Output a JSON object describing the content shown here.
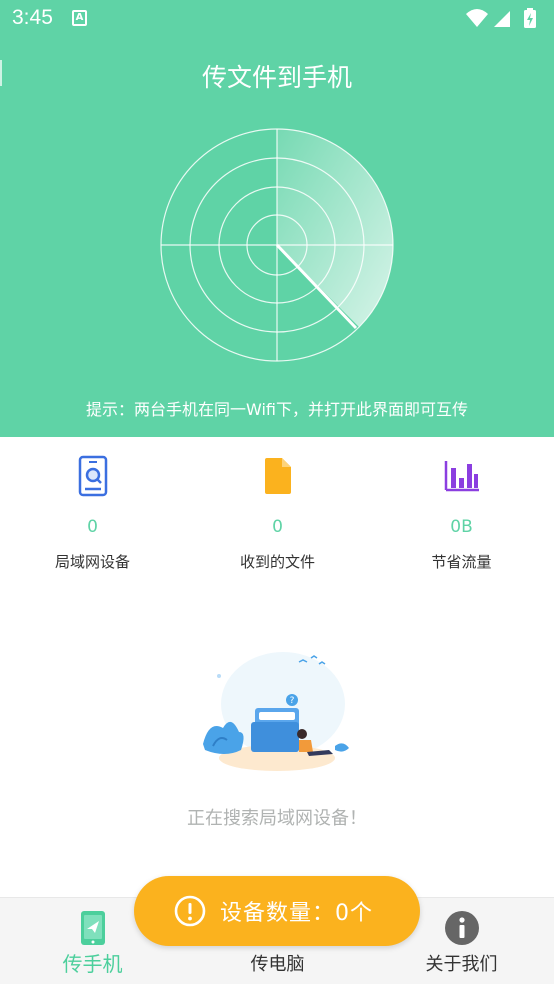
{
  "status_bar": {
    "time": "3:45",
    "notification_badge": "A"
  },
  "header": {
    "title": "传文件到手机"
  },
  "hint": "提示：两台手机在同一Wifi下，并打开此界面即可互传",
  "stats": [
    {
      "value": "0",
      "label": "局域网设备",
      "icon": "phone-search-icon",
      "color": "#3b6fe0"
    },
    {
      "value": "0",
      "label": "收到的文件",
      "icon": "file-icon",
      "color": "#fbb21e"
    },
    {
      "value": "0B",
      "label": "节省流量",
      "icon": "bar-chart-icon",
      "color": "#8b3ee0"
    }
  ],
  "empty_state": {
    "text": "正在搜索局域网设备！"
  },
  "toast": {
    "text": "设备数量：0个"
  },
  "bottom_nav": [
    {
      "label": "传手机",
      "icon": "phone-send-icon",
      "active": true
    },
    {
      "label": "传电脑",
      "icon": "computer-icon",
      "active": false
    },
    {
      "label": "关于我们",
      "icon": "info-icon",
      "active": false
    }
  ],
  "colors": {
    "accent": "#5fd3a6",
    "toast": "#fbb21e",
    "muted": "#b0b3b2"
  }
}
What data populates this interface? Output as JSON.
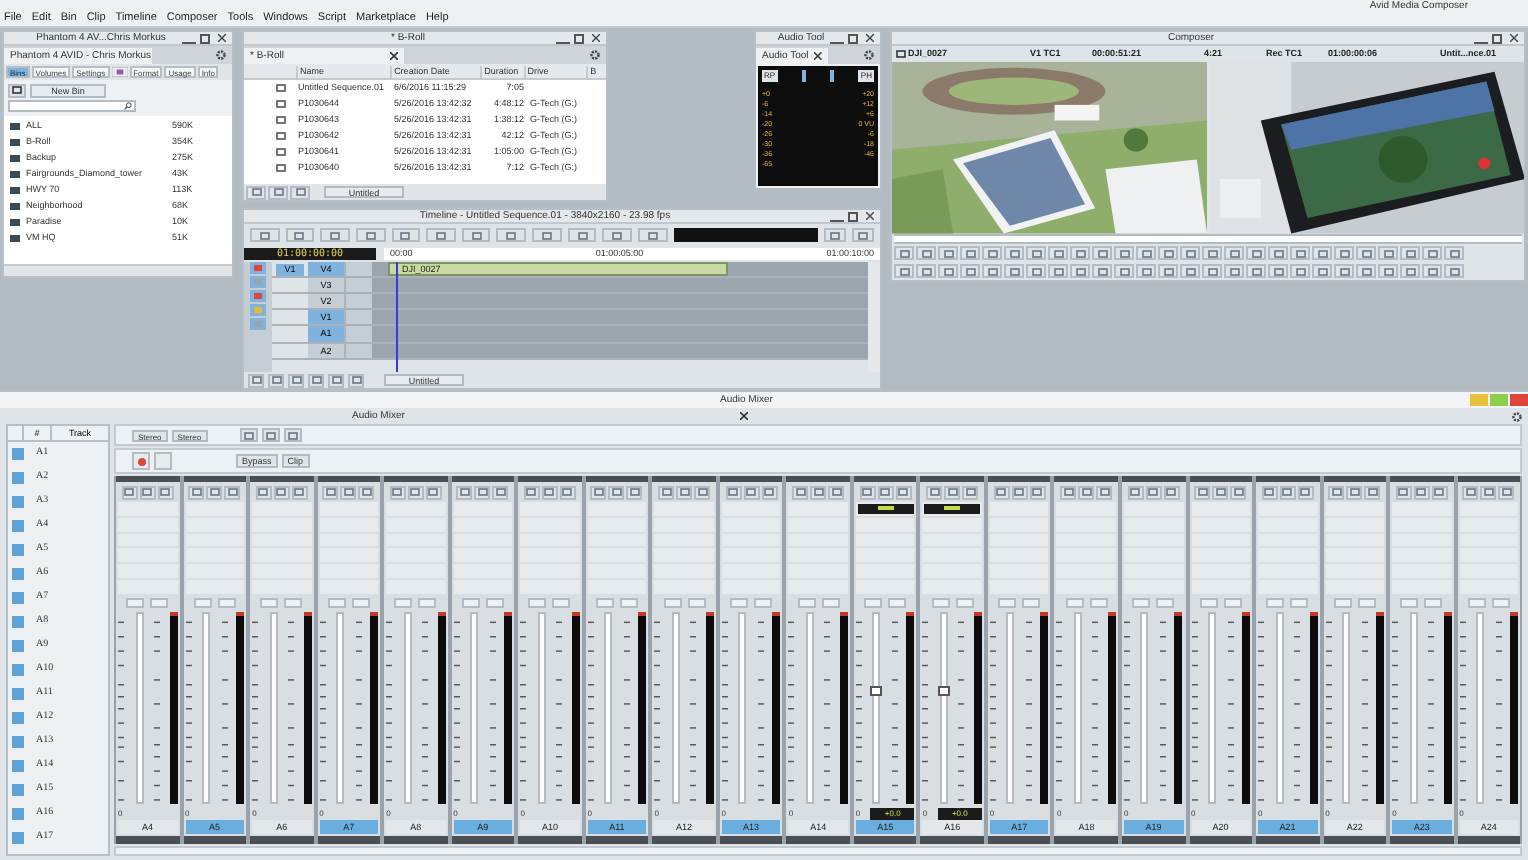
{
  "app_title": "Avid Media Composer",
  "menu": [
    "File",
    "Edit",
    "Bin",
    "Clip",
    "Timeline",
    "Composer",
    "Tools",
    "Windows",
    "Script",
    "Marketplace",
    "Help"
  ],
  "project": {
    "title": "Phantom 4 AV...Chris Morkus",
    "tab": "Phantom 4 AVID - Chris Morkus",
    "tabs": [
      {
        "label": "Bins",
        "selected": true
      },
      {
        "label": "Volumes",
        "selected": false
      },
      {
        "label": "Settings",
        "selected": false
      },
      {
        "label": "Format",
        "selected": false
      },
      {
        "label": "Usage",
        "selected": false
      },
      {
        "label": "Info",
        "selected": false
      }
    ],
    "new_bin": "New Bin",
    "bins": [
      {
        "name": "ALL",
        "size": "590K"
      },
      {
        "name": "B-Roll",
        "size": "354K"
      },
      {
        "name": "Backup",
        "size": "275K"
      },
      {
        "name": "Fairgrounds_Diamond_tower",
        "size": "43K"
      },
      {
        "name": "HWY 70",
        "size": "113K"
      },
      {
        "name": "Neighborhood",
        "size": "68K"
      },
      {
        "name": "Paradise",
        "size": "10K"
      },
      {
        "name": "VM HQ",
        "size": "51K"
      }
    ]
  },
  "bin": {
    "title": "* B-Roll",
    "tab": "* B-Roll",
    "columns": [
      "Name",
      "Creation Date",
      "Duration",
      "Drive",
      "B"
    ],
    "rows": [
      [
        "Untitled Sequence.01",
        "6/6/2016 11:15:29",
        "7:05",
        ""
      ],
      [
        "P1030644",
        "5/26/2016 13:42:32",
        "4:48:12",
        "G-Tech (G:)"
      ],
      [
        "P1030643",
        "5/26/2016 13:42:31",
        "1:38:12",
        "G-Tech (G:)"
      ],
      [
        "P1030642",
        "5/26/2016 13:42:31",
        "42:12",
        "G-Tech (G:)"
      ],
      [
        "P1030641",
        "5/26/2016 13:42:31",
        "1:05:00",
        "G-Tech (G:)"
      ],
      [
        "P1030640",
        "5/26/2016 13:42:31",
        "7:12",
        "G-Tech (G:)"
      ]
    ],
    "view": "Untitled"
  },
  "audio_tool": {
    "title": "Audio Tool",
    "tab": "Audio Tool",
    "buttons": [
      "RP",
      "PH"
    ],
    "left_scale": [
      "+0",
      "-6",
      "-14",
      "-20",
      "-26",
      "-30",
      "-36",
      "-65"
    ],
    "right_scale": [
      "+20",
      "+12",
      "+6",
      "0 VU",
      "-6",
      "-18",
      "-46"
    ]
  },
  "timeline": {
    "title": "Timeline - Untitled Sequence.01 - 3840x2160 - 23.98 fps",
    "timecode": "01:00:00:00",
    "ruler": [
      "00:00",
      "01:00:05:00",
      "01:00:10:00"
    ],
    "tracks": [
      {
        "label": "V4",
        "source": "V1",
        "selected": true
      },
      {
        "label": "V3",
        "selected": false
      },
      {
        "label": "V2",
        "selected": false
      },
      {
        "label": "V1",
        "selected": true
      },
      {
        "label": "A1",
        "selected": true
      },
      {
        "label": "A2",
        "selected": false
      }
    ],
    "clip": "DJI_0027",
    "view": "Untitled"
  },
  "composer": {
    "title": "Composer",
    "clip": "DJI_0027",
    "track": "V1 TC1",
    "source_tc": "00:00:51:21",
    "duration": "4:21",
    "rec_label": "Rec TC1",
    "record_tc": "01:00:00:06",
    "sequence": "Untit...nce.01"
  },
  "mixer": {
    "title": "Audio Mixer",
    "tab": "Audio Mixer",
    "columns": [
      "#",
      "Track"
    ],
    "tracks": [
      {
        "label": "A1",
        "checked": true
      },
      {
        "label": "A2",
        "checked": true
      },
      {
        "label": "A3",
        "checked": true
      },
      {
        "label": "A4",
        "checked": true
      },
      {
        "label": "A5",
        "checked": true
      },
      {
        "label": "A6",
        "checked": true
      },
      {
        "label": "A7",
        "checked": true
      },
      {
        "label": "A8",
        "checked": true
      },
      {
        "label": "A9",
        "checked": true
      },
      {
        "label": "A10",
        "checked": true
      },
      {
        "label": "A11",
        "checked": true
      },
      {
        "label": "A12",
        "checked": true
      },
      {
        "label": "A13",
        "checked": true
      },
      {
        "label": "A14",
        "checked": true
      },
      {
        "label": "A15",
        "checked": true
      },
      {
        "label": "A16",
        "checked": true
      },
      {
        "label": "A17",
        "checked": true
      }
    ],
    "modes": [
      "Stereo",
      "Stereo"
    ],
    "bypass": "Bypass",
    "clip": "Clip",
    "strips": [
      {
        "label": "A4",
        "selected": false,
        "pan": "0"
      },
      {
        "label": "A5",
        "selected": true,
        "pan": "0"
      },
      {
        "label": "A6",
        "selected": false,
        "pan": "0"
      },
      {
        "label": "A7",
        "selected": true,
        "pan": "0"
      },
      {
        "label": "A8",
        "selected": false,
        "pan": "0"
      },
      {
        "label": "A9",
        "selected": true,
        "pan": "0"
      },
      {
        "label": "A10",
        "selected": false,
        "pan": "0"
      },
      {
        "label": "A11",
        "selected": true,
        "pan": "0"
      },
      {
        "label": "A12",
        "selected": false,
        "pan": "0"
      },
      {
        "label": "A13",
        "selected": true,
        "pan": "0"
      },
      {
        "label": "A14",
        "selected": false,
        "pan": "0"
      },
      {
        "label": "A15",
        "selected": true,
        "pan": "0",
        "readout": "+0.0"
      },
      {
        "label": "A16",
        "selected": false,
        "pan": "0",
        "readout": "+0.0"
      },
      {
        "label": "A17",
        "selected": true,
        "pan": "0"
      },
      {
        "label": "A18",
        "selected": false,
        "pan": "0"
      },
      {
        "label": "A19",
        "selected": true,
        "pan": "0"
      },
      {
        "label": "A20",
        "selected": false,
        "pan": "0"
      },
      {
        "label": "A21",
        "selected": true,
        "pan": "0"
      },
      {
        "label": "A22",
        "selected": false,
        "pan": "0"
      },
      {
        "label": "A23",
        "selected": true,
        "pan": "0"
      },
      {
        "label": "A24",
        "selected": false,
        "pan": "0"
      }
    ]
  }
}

* * *

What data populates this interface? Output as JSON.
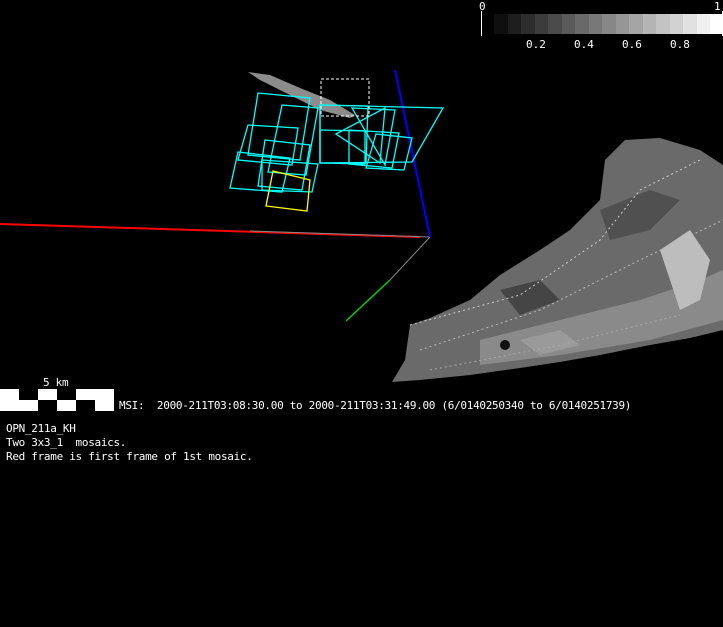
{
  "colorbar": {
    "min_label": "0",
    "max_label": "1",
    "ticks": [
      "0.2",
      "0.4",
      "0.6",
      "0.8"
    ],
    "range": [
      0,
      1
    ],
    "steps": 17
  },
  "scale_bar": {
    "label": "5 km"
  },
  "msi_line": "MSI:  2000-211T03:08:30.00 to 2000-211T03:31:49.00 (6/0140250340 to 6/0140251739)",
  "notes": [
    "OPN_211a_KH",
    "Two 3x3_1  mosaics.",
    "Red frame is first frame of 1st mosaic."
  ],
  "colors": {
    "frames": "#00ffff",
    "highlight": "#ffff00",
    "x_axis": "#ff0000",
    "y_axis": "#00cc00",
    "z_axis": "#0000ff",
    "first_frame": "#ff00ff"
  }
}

> _PROBLEM TO WORK ON_: Copy each line of the listing in which the word "icon" can be found.

> _THE OUTPUT_:
      "icon": "phone-search-icon",
      "icon": "file-icon",
      "icon": "bar-chart-icon",
      "icon": "phone-send-icon",
      "icon": "computer-icon",
      "icon": "info-icon",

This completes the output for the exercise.